SHORT PROBLEM ::
Without the pictures, set down every line of the data exactly.

----

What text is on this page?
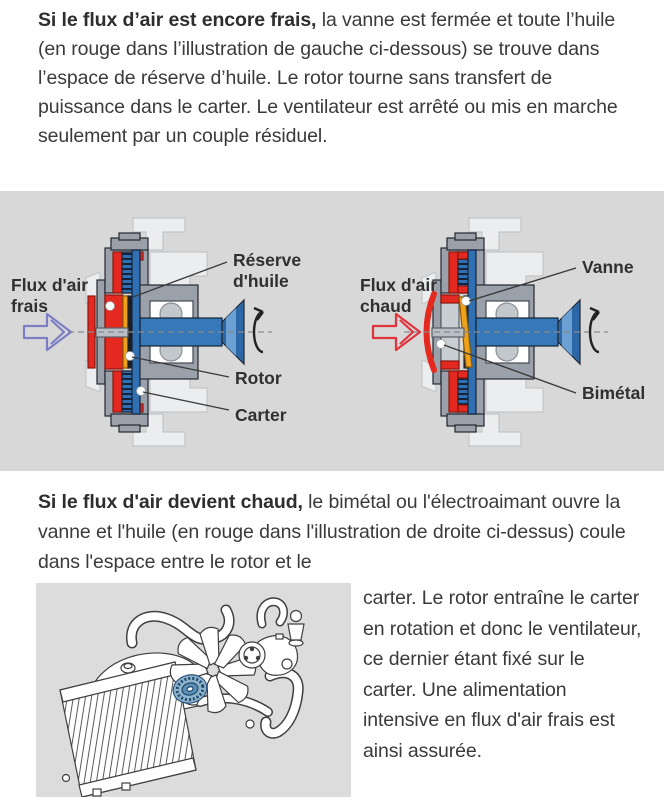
Si le flux d’air est encore frais, la vanne est fermée et toute l’huile (en rouge dans l’illustration de gauche ci-dessous) se trouve dans l’espace de réserve d’huile. Le rotor tourne sans transfert de puissance dans le carter. Le ventilateur est arrêté ou mis en marche seulement par un couple résiduel.
Flux d'air
frais
Réserve
d'huile
Rotor
Carter
Flux d'air
chaud
Vanne
Bimétal
Si le flux d'air devient chaud, le bimétal ou l'électroaimant ouvre la vanne et l'huile (en rouge dans l'illustration de droite ci-dessus) coule dans l'espace entre le rotor et le
carter. Le rotor entraîne le carter en rotation et donc le ventilateur, ce dernier étant fixé sur le carter. Une alimentation intensive en flux d'air frais est ainsi assurée.
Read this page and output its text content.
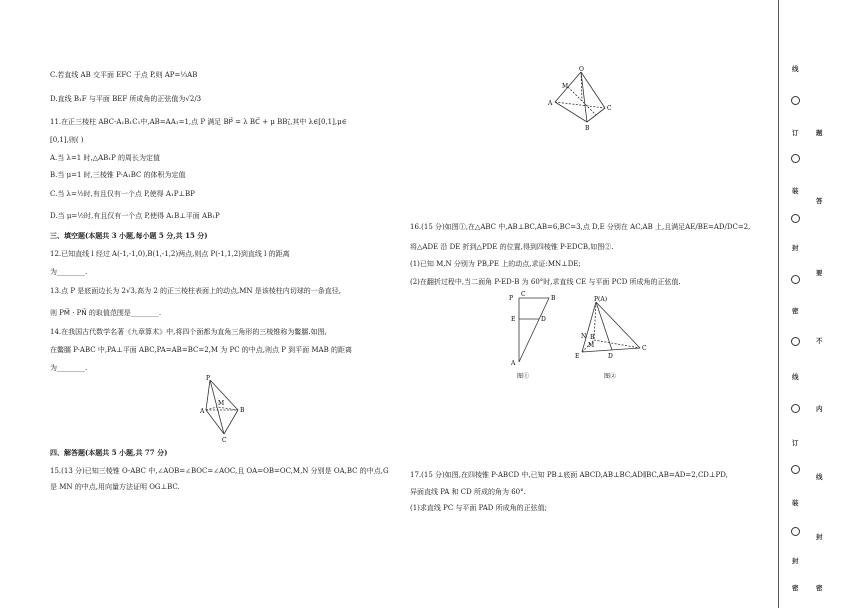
C.若直线 AB 交平面 EFC 于点 P,则 AP=⅓AB
D.直线 B₁F 与平面 BEF 所成角的正弦值为√2/3
11.在正三棱柱 ABC-A₁B₁C₁中,AB=AA₁=1,点 P 满足 BP⃗ = λ BC⃗ + μ BB₁⃗,其中 λ∈[0,1],μ∈
[0,1],则( )
A.当 λ=1 时,△AB₁P 的周长为定值
B.当 μ=1 时,三棱锥 P-A₁BC 的体积为定值
C.当 λ=½时,有且仅有一个点 P,使得 A₁P⊥BP
D.当 μ=½时,有且仅有一个点 P,使得 A₁B⊥平面 AB₁P
三、填空题(本题共 3 小题,每小题 5 分,共 15 分)
12.已知直线 l 经过 A(-1,-1,0),B(1,-1,2)两点,则点 P(-1,1,2)到直线 l 的距离
为________.
13.点 P 是底面边长为 2√3,高为 2 的正三棱柱表面上的动点,MN 是该棱柱内切球的一条直径,
则 PM⃗ · PN⃗ 的取值范围是________.
14.在我国古代数学名著《九章算术》中,将四个面都为直角三角形的三棱锥称为鳖臑.如图,
在鳖臑 P-ABC 中,PA⊥平面 ABC,PA=AB=BC=2,M 为 PC 的中点,则点 P 到平面 MAB 的距离
为________.
P
M
A	B
C
四、解答题(本题共 5 小题,共 77 分)
15.(13 分)已知三棱锥 O-ABC 中,∠AOB=∠BOC=∠AOC,且 OA=OB=OC,M,N 分别是 OA,BC 的中点,G
是 MN 的中点,用向量方法证明 OG⊥BC.
O
M
A
B
C
16.(15 分)如图①,在△ABC 中,AB⊥BC,AB=6,BC=3,点 D,E 分别在 AC,AB 上,且满足AE/BE=AD/DC=2,
将△ADE 沿 DE 折到△PDE 的位置,得到四棱锥 P-EDCB,如图②.
(1)已知 M,N 分别为 PB,PE 上的动点,求证:MN⊥DE;
(2)在翻折过程中,当二面角 P-ED-B 为 60°时,求直线 CE 与平面 PCD 所成角的正弦值.
P	B
E
A
D
C
图①
P(A)
N
M
E
B
D
C
图②
17.(15 分)如图,在四棱锥 P-ABCD 中,已知 PB⊥底面 ABCD,AB⊥BC,AD∥BC,AB=AD=2,CD⊥PD,
异面直线 PA 和 CD 所成的角为 60°.
(1)求直线 PC 与平面 PAD 所成角的正弦值;
线
订
装
封
密
线
订
装
封
密
题
答
要
不
内
线
封
密
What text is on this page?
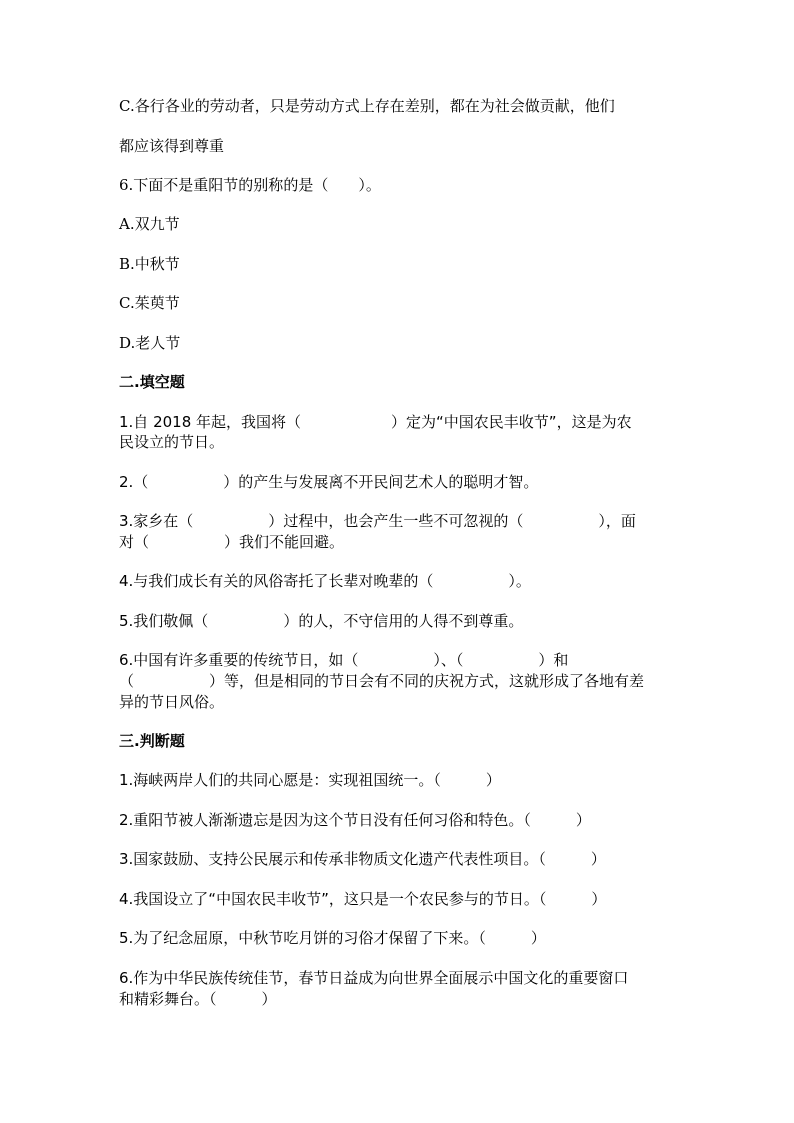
C.各行各业的劳动者，只是劳动方式上存在差别，都在为社会做贡献，他们
都应该得到尊重
6.下面不是重阳节的别称的是（　　）。
A.双九节
B.中秋节
C.茱萸节
D.老人节
二.填空题
1.自 2018 年起，我国将（　　　　　　）定为“中国农民丰收节”，这是为农
民设立的节日。
2.（　　　　　）的产生与发展离不开民间艺术人的聪明才智。
3.家乡在（　　　　　）过程中，也会产生一些不可忽视的（　　　　　），面
对（　　　　　）我们不能回避。
4.与我们成长有关的风俗寄托了长辈对晚辈的（　　　　　）。
5.我们敬佩（　　　　　）的人，不守信用的人得不到尊重。
6.中国有许多重要的传统节日，如（　　　　　）、（　　　　　）和
（　　　　　）等，但是相同的节日会有不同的庆祝方式，这就形成了各地有差
异的节日风俗。
三.判断题
1.海峡两岸人们的共同心愿是：实现祖国统一。（　　　）
2.重阳节被人渐渐遗忘是因为这个节日没有任何习俗和特色。（　　　）
3.国家鼓励、支持公民展示和传承非物质文化遗产代表性项目。（　　　）
4.我国设立了“中国农民丰收节”，这只是一个农民参与的节日。（　　　）
5.为了纪念屈原，中秋节吃月饼的习俗才保留了下来。（　　　）
6.作为中华民族传统佳节，春节日益成为向世界全面展示中国文化的重要窗口
和精彩舞台。（　　　）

----

COMPLETE OUTPUT ::
What text is on this page?
Si le flux d’air est encore frais, la vanne est fermée et toute l’huile (en rouge dans l’illustration de gauche ci-dessous) se trouve dans l’espace de réserve d’huile. Le rotor tourne sans transfert de puissance dans le carter. Le ventilateur est arrêté ou mis en marche seulement par un couple résiduel.
Flux d'air
frais
Réserve
d'huile
Rotor
Carter
Flux d'air
chaud
Vanne
Bimétal
Si le flux d'air devient chaud, le bimétal ou l'électroaimant ouvre la vanne et l'huile (en rouge dans l'illustration de droite ci-dessus) coule dans l'espace entre le rotor et le
carter. Le rotor entraîne le carter en rotation et donc le ventilateur, ce dernier étant fixé sur le carter. Une alimentation intensive en flux d'air frais est ainsi assurée.
Read this page and output its text content.
C.若直线 AB 交平面 EFC 于点 P,则 AP=⅓AB
D.直线 B₁F 与平面 BEF 所成角的正弦值为√2/3
11.在正三棱柱 ABC-A₁B₁C₁中,AB=AA₁=1,点 P 满足 BP⃗ = λ BC⃗ + μ BB₁⃗,其中 λ∈[0,1],μ∈
[0,1],则( )
A.当 λ=1 时,△AB₁P 的周长为定值
B.当 μ=1 时,三棱锥 P-A₁BC 的体积为定值
C.当 λ=½时,有且仅有一个点 P,使得 A₁P⊥BP
D.当 μ=½时,有且仅有一个点 P,使得 A₁B⊥平面 AB₁P
三、填空题(本题共 3 小题,每小题 5 分,共 15 分)
12.已知直线 l 经过 A(-1,-1,0),B(1,-1,2)两点,则点 P(-1,1,2)到直线 l 的距离
为________.
13.点 P 是底面边长为 2√3,高为 2 的正三棱柱表面上的动点,MN 是该棱柱内切球的一条直径,
则 PM⃗ · PN⃗ 的取值范围是________.
14.在我国古代数学名著《九章算术》中,将四个面都为直角三角形的三棱锥称为鳖臑.如图,
在鳖臑 P-ABC 中,PA⊥平面 ABC,PA=AB=BC=2,M 为 PC 的中点,则点 P 到平面 MAB 的距离
为________.
P
M
A	B
C
四、解答题(本题共 5 小题,共 77 分)
15.(13 分)已知三棱锥 O-ABC 中,∠AOB=∠BOC=∠AOC,且 OA=OB=OC,M,N 分别是 OA,BC 的中点,G
是 MN 的中点,用向量方法证明 OG⊥BC.
O
M
A
B
C
16.(15 分)如图①,在△ABC 中,AB⊥BC,AB=6,BC=3,点 D,E 分别在 AC,AB 上,且满足AE/BE=AD/DC=2,
将△ADE 沿 DE 折到△PDE 的位置,得到四棱锥 P-EDCB,如图②.
(1)已知 M,N 分别为 PB,PE 上的动点,求证:MN⊥DE;
(2)在翻折过程中,当二面角 P-ED-B 为 60°时,求直线 CE 与平面 PCD 所成角的正弦值.
P	B
E
A
D
C
图①
P(A)
N
M
E
B
D
C
图②
17.(15 分)如图,在四棱锥 P-ABCD 中,已知 PB⊥底面 ABCD,AB⊥BC,AD∥BC,AB=AD=2,CD⊥PD,
异面直线 PA 和 CD 所成的角为 60°.
(1)求直线 PC 与平面 PAD 所成角的正弦值;
线
订
装
封
密
线
订
装
封
密
题
答
要
不
内
线
封
密
What text is on this page?
C.各行各业的劳动者，只是劳动方式上存在差别，都在为社会做贡献，他们
都应该得到尊重
6.下面不是重阳节的别称的是（　　）。
A.双九节
B.中秋节
C.茱萸节
D.老人节
二.填空题
1.自 2018 年起，我国将（　　　　　　）定为“中国农民丰收节”，这是为农
民设立的节日。
2.（　　　　　）的产生与发展离不开民间艺术人的聪明才智。
3.家乡在（　　　　　）过程中，也会产生一些不可忽视的（　　　　　），面
对（　　　　　）我们不能回避。
4.与我们成长有关的风俗寄托了长辈对晚辈的（　　　　　）。
5.我们敬佩（　　　　　）的人，不守信用的人得不到尊重。
6.中国有许多重要的传统节日，如（　　　　　）、（　　　　　）和
（　　　　　）等，但是相同的节日会有不同的庆祝方式，这就形成了各地有差
异的节日风俗。
三.判断题
1.海峡两岸人们的共同心愿是：实现祖国统一。（　　　）
2.重阳节被人渐渐遗忘是因为这个节日没有任何习俗和特色。（　　　）
3.国家鼓励、支持公民展示和传承非物质文化遗产代表性项目。（　　　）
4.我国设立了“中国农民丰收节”，这只是一个农民参与的节日。（　　　）
5.为了纪念屈原，中秋节吃月饼的习俗才保留了下来。（　　　）
6.作为中华民族传统佳节，春节日益成为向世界全面展示中国文化的重要窗口
和精彩舞台。（　　　）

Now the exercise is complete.